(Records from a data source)
- - - - - - -

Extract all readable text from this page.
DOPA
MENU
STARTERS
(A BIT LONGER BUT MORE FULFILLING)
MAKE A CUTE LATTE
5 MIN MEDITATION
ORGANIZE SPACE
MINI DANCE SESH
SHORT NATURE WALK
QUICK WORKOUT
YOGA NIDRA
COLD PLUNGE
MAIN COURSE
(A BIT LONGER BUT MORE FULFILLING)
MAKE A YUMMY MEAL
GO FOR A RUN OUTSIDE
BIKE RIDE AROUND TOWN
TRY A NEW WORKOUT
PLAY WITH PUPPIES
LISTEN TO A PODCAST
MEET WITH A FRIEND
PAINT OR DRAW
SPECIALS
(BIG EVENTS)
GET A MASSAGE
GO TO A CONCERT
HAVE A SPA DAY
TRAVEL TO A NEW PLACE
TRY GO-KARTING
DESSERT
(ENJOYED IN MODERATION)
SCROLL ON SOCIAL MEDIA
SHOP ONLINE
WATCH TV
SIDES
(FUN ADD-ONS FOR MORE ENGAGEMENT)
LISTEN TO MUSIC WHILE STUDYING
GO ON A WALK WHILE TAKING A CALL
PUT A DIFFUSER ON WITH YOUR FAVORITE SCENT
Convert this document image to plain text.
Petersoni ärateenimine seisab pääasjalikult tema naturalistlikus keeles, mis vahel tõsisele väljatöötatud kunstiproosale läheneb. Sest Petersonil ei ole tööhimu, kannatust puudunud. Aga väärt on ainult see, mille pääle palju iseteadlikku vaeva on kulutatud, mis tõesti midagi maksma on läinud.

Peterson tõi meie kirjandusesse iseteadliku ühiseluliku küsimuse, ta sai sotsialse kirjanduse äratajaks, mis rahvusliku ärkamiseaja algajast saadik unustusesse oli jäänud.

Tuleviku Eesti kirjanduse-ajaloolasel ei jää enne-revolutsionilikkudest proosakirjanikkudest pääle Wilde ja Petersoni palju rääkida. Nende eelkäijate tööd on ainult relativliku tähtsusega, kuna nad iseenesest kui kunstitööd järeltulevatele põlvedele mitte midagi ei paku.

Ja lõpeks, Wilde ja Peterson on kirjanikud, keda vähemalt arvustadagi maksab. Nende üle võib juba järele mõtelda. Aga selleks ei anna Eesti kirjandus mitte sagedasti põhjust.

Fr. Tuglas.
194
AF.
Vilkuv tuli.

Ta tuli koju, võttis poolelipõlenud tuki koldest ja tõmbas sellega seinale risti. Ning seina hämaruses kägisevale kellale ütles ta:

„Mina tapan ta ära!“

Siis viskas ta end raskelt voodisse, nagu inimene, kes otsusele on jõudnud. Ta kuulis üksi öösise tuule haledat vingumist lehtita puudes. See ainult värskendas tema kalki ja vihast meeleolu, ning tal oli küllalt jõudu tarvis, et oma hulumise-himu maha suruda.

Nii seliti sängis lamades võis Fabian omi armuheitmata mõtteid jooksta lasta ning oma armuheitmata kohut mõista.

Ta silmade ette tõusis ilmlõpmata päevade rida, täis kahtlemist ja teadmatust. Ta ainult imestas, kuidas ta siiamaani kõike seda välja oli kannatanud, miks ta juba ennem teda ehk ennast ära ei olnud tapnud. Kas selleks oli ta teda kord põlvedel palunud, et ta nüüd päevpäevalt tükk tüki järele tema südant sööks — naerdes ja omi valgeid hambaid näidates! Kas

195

- - - - - - -

**Exercise task:**
Report every line containing the word "WALK" from the listing above.

**The reply:**
SHORT NATURE WALK
GO ON A WALK WHILE TAKING A CALL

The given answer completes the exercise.